RECORDED DATA:
** START **
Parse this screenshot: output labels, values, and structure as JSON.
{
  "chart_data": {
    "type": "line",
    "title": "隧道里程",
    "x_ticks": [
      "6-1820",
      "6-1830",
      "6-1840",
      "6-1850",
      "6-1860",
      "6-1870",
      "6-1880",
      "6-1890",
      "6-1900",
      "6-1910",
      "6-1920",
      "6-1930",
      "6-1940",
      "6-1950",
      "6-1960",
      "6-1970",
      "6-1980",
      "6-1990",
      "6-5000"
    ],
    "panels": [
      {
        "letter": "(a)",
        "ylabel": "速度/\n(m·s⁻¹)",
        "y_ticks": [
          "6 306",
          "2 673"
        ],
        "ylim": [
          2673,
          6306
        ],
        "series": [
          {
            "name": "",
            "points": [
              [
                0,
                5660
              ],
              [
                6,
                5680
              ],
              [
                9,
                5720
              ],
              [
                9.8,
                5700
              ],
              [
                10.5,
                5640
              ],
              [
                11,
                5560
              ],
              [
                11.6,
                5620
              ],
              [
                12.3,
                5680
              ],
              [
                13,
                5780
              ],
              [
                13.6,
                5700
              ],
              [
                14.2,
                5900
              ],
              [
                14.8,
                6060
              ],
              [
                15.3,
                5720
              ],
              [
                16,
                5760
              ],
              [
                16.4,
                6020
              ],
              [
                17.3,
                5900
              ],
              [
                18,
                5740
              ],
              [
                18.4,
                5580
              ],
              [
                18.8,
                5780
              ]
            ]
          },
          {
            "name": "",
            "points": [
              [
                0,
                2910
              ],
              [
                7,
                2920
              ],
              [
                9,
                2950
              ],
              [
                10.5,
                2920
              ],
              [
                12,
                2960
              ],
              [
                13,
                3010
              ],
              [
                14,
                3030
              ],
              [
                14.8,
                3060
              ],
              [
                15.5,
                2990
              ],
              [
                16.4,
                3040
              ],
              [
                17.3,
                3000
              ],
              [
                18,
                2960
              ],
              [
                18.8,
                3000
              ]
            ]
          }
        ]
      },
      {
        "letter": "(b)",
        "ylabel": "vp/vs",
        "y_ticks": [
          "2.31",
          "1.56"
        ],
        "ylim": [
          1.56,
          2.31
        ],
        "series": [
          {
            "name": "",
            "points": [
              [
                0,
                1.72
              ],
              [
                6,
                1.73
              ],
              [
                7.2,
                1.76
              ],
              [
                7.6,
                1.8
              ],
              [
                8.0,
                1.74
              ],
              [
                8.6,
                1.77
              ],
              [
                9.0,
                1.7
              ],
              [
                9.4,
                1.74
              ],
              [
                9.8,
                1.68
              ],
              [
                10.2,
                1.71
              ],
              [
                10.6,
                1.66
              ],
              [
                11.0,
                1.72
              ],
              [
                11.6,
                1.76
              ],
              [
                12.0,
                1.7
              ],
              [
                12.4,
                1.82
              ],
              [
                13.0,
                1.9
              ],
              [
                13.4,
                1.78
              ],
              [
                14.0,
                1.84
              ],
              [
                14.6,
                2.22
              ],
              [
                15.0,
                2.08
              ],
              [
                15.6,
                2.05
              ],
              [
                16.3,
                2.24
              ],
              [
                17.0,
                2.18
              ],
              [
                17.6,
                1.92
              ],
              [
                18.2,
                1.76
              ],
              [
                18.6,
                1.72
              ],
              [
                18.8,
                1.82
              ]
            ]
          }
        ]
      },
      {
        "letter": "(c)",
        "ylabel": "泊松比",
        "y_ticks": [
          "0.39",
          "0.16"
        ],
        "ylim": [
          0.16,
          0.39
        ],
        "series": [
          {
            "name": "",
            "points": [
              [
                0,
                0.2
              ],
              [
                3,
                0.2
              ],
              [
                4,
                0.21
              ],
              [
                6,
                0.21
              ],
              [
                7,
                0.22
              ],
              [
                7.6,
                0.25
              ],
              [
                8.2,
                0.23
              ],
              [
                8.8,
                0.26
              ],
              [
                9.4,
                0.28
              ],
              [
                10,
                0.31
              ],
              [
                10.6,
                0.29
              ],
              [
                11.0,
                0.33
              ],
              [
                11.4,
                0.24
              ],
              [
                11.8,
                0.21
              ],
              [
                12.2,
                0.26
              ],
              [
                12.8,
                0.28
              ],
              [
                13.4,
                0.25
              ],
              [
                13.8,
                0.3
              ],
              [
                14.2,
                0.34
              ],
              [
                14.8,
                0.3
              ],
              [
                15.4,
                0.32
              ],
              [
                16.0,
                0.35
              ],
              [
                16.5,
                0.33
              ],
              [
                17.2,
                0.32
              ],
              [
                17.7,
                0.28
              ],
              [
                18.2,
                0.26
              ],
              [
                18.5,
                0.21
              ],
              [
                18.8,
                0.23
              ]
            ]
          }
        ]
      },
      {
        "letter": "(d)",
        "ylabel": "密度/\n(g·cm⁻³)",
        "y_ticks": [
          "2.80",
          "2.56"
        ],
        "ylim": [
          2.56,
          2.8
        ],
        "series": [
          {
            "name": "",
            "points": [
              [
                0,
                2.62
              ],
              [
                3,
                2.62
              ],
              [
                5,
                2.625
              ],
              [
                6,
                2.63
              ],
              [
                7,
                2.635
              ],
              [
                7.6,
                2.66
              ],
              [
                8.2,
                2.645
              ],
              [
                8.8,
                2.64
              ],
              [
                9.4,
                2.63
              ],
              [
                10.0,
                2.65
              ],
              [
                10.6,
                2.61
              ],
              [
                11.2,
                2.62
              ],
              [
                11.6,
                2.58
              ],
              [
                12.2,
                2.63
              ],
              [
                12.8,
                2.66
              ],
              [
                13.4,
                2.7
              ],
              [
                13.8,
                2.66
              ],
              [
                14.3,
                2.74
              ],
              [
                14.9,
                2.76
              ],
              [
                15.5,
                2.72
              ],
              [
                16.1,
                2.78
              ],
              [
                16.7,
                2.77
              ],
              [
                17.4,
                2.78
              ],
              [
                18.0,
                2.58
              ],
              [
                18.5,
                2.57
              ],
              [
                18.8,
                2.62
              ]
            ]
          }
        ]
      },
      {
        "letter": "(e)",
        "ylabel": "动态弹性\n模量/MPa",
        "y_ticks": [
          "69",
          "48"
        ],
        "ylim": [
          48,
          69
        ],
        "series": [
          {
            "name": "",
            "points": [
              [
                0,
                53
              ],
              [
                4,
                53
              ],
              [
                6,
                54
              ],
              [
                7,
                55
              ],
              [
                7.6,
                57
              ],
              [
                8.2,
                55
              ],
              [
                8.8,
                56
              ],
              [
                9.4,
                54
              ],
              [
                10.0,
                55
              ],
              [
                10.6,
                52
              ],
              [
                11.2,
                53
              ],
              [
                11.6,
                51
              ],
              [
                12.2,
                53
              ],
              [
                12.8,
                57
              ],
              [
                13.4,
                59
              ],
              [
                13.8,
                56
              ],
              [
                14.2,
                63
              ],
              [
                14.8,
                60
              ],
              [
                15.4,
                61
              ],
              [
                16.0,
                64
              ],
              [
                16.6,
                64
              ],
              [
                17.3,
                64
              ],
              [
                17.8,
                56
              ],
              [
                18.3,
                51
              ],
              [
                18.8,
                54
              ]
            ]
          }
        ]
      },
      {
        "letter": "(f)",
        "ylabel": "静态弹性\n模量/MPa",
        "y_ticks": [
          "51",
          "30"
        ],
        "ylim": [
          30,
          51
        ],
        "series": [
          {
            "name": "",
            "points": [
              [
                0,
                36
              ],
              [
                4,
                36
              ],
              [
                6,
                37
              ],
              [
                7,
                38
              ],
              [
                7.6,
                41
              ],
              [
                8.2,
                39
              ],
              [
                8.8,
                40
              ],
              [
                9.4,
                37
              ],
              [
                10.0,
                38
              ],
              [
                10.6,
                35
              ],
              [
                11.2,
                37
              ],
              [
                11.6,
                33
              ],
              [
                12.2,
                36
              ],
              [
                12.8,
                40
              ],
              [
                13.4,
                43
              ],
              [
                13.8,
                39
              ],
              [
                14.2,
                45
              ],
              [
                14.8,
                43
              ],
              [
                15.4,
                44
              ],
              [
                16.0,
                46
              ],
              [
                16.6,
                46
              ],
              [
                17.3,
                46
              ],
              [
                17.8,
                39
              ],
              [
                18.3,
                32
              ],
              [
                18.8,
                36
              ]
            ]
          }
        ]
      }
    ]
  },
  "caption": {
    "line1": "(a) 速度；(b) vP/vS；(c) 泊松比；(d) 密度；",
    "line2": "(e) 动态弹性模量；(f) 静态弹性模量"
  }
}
** END **
PROBLEM REQUIREMENTS: Which lines of the data above contain "ylabel"? Copy each one.

TASK RESULT:
        "ylabel": "速度/\n(m·s⁻¹)",
        "ylabel": "vp/vs",
        "ylabel": "泊松比",
        "ylabel": "密度/\n(g·cm⁻³)",
        "ylabel": "动态弹性\n模量/MPa",
        "ylabel": "静态弹性\n模量/MPa",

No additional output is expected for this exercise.